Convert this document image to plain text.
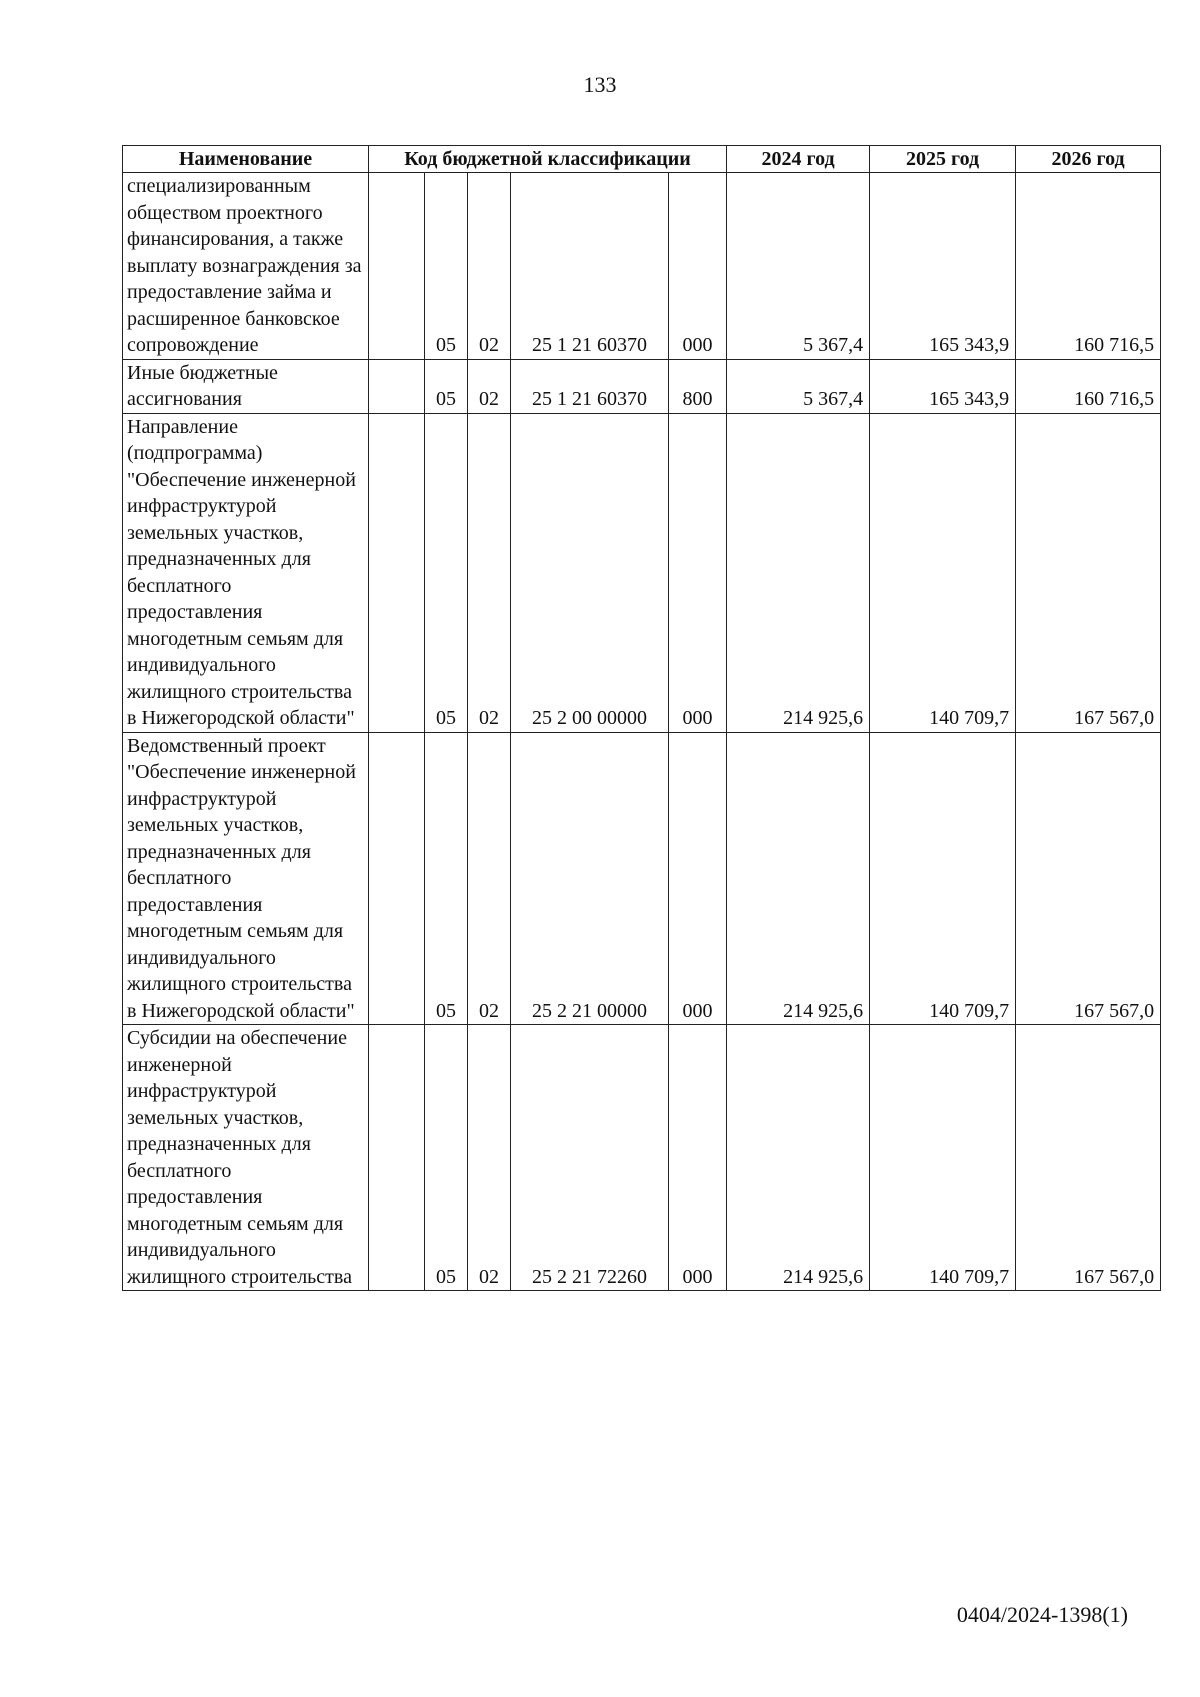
133
Наименование	Код бюджетной классификации					2024 год	2025 год	2026 год
специализированным обществом проектного финансирования, а также выплату вознаграждения за предоставление займа и расширенное банковское сопровождение		05	02	25 1 21 60370	000	5 367,4	165 343,9	160 716,5
Иные бюджетные ассигнования		05	02	25 1 21 60370	800	5 367,4	165 343,9	160 716,5
Направление (подпрограмма) "Обеспечение инженерной инфраструктурой земельных участков, предназначенных для бесплатного предоставления многодетным семьям для индивидуального жилищного строительства в Нижегородской области"		05	02	25 2 00 00000	000	214 925,6	140 709,7	167 567,0
Ведомственный проект "Обеспечение инженерной инфраструктурой земельных участков, предназначенных для бесплатного предоставления многодетным семьям для индивидуального жилищного строительства в Нижегородской области"		05	02	25 2 21 00000	000	214 925,6	140 709,7	167 567,0
Субсидии на обеспечение инженерной инфраструктурой земельных участков, предназначенных для бесплатного предоставления многодетным семьям для индивидуального жилищного строительства		05	02	25 2 21 72260	000	214 925,6	140 709,7	167 567,0
0404/2024-1398(1)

+ + + +

### WRITTEN TASK:
Repeat the records above exactly, leaving out the pictures.

### FINAL RESULT:
Convert this document image to plain text.
133
Наименование	Код бюджетной классификации					2024 год	2025 год	2026 год
специализированным обществом проектного финансирования, а также выплату вознаграждения за предоставление займа и расширенное банковское сопровождение		05	02	25 1 21 60370	000	5 367,4	165 343,9	160 716,5
Иные бюджетные ассигнования		05	02	25 1 21 60370	800	5 367,4	165 343,9	160 716,5
Направление (подпрограмма) "Обеспечение инженерной инфраструктурой земельных участков, предназначенных для бесплатного предоставления многодетным семьям для индивидуального жилищного строительства в Нижегородской области"		05	02	25 2 00 00000	000	214 925,6	140 709,7	167 567,0
Ведомственный проект "Обеспечение инженерной инфраструктурой земельных участков, предназначенных для бесплатного предоставления многодетным семьям для индивидуального жилищного строительства в Нижегородской области"		05	02	25 2 21 00000	000	214 925,6	140 709,7	167 567,0
Субсидии на обеспечение инженерной инфраструктурой земельных участков, предназначенных для бесплатного предоставления многодетным семьям для индивидуального жилищного строительства		05	02	25 2 21 72260	000	214 925,6	140 709,7	167 567,0
0404/2024-1398(1)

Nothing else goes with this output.